Figure content listings
▬▬▬▬▬▬

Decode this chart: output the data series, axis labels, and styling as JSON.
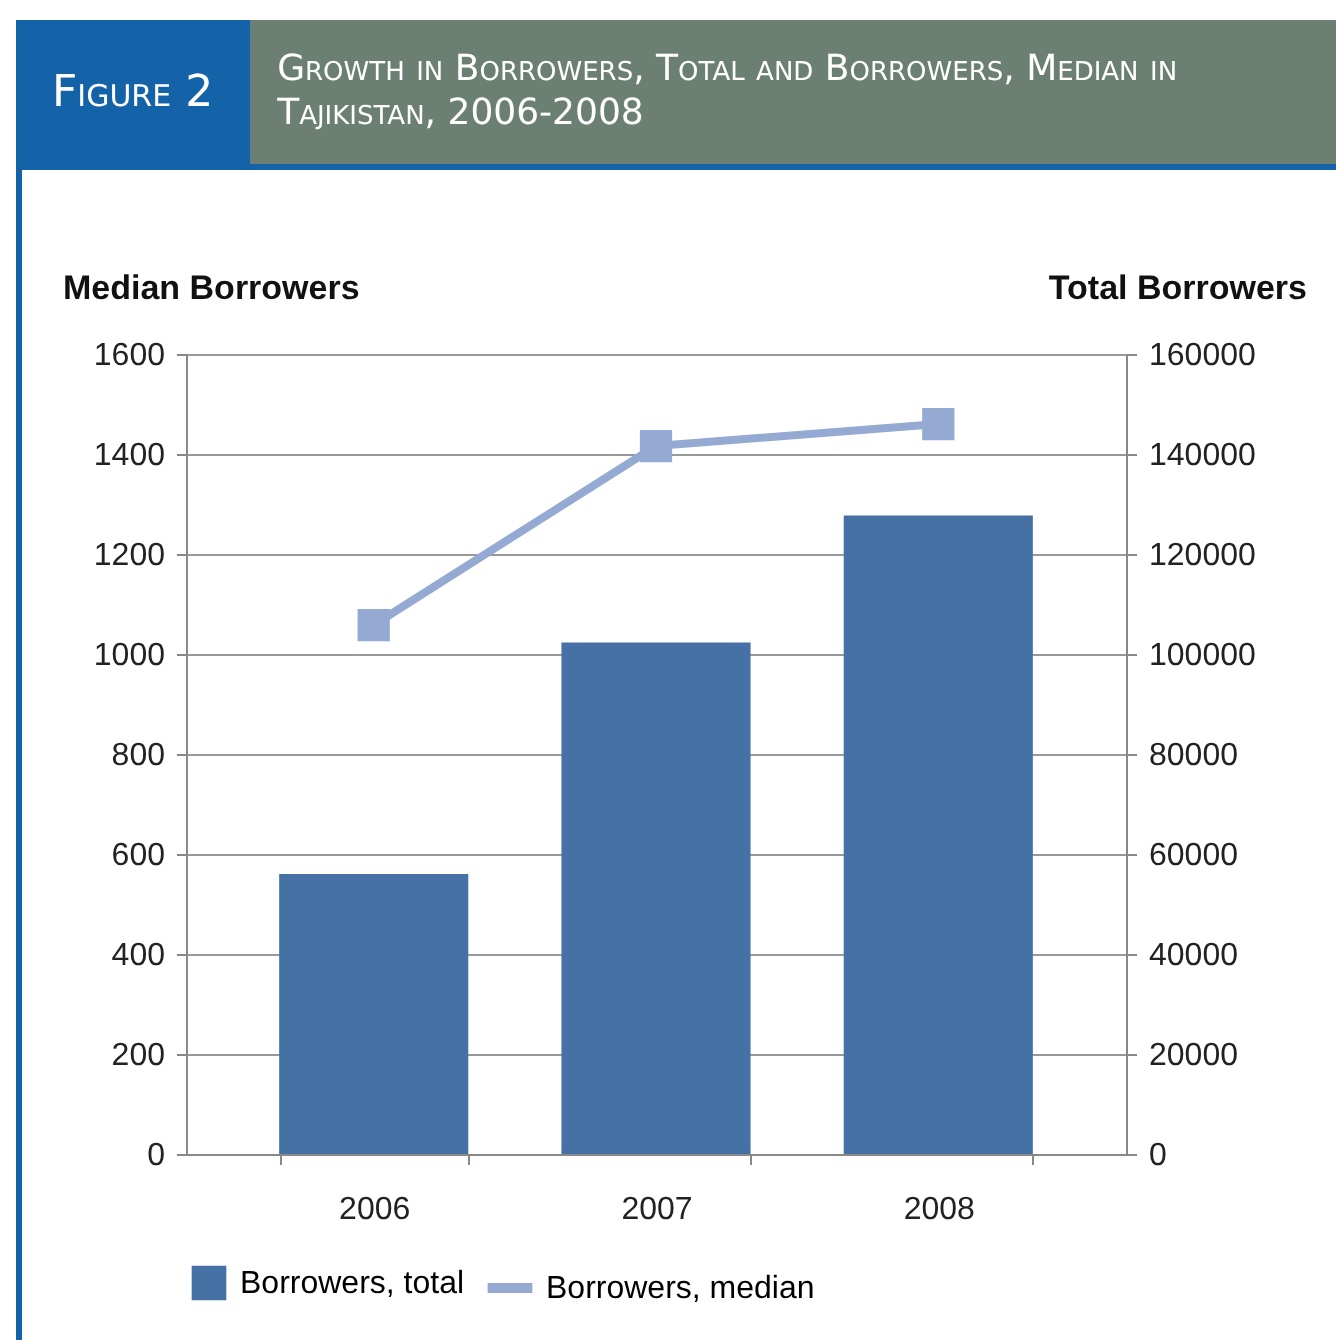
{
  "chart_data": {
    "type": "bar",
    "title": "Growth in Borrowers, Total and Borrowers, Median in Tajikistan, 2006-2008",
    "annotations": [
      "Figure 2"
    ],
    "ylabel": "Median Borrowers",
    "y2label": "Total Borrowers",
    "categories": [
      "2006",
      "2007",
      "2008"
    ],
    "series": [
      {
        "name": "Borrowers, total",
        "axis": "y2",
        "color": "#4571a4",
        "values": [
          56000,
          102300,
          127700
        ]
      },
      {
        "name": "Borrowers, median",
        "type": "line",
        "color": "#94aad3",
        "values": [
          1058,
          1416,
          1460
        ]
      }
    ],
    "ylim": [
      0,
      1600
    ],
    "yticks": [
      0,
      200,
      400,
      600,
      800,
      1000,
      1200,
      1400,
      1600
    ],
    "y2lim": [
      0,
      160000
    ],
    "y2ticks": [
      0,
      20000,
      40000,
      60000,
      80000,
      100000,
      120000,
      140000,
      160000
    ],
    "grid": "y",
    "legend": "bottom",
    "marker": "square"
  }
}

▬▬▬▬▬▬

▶ **WHAT THIS TASK INVOLVES**
Make an exact copy of all entries above, dropping the images.

▶ **IN RESPONSE**
Decode this chart: output the data series, axis labels, and styling as JSON.
{
  "chart_data": {
    "type": "bar",
    "title": "Growth in Borrowers, Total and Borrowers, Median in Tajikistan, 2006-2008",
    "annotations": [
      "Figure 2"
    ],
    "ylabel": "Median Borrowers",
    "y2label": "Total Borrowers",
    "categories": [
      "2006",
      "2007",
      "2008"
    ],
    "series": [
      {
        "name": "Borrowers, total",
        "axis": "y2",
        "color": "#4571a4",
        "values": [
          56000,
          102300,
          127700
        ]
      },
      {
        "name": "Borrowers, median",
        "type": "line",
        "color": "#94aad3",
        "values": [
          1058,
          1416,
          1460
        ]
      }
    ],
    "ylim": [
      0,
      1600
    ],
    "yticks": [
      0,
      200,
      400,
      600,
      800,
      1000,
      1200,
      1400,
      1600
    ],
    "y2lim": [
      0,
      160000
    ],
    "y2ticks": [
      0,
      20000,
      40000,
      60000,
      80000,
      100000,
      120000,
      140000,
      160000
    ],
    "grid": "y",
    "legend": "bottom",
    "marker": "square"
  }
}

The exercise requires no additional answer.